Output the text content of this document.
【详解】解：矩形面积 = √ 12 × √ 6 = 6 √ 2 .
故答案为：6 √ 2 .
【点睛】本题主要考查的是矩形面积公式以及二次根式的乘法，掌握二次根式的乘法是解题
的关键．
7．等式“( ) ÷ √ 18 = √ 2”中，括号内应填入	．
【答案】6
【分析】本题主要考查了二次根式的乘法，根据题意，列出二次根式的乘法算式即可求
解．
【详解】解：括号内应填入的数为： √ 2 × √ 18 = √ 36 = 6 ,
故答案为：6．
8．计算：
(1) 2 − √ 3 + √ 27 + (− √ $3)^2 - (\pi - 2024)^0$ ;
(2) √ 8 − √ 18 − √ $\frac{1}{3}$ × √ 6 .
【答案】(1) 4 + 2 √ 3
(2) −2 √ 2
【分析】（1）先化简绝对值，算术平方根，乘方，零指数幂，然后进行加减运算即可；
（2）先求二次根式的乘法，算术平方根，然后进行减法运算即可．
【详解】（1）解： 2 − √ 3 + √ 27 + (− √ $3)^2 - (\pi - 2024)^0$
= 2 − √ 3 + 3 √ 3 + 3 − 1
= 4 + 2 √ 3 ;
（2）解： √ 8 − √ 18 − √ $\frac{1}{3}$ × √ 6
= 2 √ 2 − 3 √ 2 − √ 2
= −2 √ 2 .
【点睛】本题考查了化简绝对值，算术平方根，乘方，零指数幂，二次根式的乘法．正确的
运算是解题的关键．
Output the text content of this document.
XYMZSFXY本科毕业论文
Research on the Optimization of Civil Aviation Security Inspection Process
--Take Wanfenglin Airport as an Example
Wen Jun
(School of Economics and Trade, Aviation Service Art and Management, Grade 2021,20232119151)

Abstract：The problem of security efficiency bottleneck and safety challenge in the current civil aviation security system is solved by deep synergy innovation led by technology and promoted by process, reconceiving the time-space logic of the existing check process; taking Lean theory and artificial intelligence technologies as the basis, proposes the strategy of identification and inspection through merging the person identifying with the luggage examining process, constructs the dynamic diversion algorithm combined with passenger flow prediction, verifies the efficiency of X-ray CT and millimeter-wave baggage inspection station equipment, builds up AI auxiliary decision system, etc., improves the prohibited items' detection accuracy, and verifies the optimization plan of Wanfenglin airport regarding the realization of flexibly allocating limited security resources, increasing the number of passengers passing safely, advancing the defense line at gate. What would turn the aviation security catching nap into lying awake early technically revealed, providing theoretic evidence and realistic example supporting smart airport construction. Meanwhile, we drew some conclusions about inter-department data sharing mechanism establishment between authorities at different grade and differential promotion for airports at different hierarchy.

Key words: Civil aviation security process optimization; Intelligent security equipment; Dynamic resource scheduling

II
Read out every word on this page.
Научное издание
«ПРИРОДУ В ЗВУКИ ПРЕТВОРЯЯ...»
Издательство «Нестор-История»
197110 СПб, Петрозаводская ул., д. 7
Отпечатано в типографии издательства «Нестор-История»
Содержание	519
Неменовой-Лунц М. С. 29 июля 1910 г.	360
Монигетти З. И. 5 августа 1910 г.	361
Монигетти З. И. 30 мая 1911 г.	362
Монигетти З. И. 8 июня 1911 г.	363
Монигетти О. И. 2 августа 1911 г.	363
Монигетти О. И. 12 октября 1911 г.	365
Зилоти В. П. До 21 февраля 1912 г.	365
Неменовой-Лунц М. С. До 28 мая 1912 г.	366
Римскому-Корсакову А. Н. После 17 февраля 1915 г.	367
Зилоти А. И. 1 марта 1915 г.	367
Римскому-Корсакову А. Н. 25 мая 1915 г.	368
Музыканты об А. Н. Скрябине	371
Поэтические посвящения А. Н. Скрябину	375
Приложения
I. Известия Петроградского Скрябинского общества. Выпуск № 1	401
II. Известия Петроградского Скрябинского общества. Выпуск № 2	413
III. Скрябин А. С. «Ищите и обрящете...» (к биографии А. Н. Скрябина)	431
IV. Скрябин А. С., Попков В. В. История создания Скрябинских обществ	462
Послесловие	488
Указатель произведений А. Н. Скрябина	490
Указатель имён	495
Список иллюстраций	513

--*--

• _What this task involves_:
Write out the data again, exactly and in full.

• _Completed exercise_:
Output the text content of this document.
【详解】解：矩形面积 = √ 12 × √ 6 = 6 √ 2 .
故答案为：6 √ 2 .
【点睛】本题主要考查的是矩形面积公式以及二次根式的乘法，掌握二次根式的乘法是解题
的关键．
7．等式“( ) ÷ √ 18 = √ 2”中，括号内应填入	．
【答案】6
【分析】本题主要考查了二次根式的乘法，根据题意，列出二次根式的乘法算式即可求
解．
【详解】解：括号内应填入的数为： √ 2 × √ 18 = √ 36 = 6 ,
故答案为：6．
8．计算：
(1) 2 − √ 3 + √ 27 + (− √ $3)^2 - (\pi - 2024)^0$ ;
(2) √ 8 − √ 18 − √ $\frac{1}{3}$ × √ 6 .
【答案】(1) 4 + 2 √ 3
(2) −2 √ 2
【分析】（1）先化简绝对值，算术平方根，乘方，零指数幂，然后进行加减运算即可；
（2）先求二次根式的乘法，算术平方根，然后进行减法运算即可．
【详解】（1）解： 2 − √ 3 + √ 27 + (− √ $3)^2 - (\pi - 2024)^0$
= 2 − √ 3 + 3 √ 3 + 3 − 1
= 4 + 2 √ 3 ;
（2）解： √ 8 − √ 18 − √ $\frac{1}{3}$ × √ 6
= 2 √ 2 − 3 √ 2 − √ 2
= −2 √ 2 .
【点睛】本题考查了化简绝对值，算术平方根，乘方，零指数幂，二次根式的乘法．正确的
运算是解题的关键．
Output the text content of this document.
XYMZSFXY本科毕业论文
Research on the Optimization of Civil Aviation Security Inspection Process
--Take Wanfenglin Airport as an Example
Wen Jun
(School of Economics and Trade, Aviation Service Art and Management, Grade 2021,20232119151)

Abstract：The problem of security efficiency bottleneck and safety challenge in the current civil aviation security system is solved by deep synergy innovation led by technology and promoted by process, reconceiving the time-space logic of the existing check process; taking Lean theory and artificial intelligence technologies as the basis, proposes the strategy of identification and inspection through merging the person identifying with the luggage examining process, constructs the dynamic diversion algorithm combined with passenger flow prediction, verifies the efficiency of X-ray CT and millimeter-wave baggage inspection station equipment, builds up AI auxiliary decision system, etc., improves the prohibited items' detection accuracy, and verifies the optimization plan of Wanfenglin airport regarding the realization of flexibly allocating limited security resources, increasing the number of passengers passing safely, advancing the defense line at gate. What would turn the aviation security catching nap into lying awake early technically revealed, providing theoretic evidence and realistic example supporting smart airport construction. Meanwhile, we drew some conclusions about inter-department data sharing mechanism establishment between authorities at different grade and differential promotion for airports at different hierarchy.

Key words: Civil aviation security process optimization; Intelligent security equipment; Dynamic resource scheduling

II
Read out every word on this page.
Научное издание
«ПРИРОДУ В ЗВУКИ ПРЕТВОРЯЯ...»
Издательство «Нестор-История»
197110 СПб, Петрозаводская ул., д. 7
Отпечатано в типографии издательства «Нестор-История»
Содержание	519
Неменовой-Лунц М. С. 29 июля 1910 г.	360
Монигетти З. И. 5 августа 1910 г.	361
Монигетти З. И. 30 мая 1911 г.	362
Монигетти З. И. 8 июня 1911 г.	363
Монигетти О. И. 2 августа 1911 г.	363
Монигетти О. И. 12 октября 1911 г.	365
Зилоти В. П. До 21 февраля 1912 г.	365
Неменовой-Лунц М. С. До 28 мая 1912 г.	366
Римскому-Корсакову А. Н. После 17 февраля 1915 г.	367
Зилоти А. И. 1 марта 1915 г.	367
Римскому-Корсакову А. Н. 25 мая 1915 г.	368
Музыканты об А. Н. Скрябине	371
Поэтические посвящения А. Н. Скрябину	375
Приложения
I. Известия Петроградского Скрябинского общества. Выпуск № 1	401
II. Известия Петроградского Скрябинского общества. Выпуск № 2	413
III. Скрябин А. С. «Ищите и обрящете...» (к биографии А. Н. Скрябина)	431
IV. Скрябин А. С., Попков В. В. История создания Скрябинских обществ	462
Послесловие	488
Указатель произведений А. Н. Скрябина	490
Указатель имён	495
Список иллюстраций	513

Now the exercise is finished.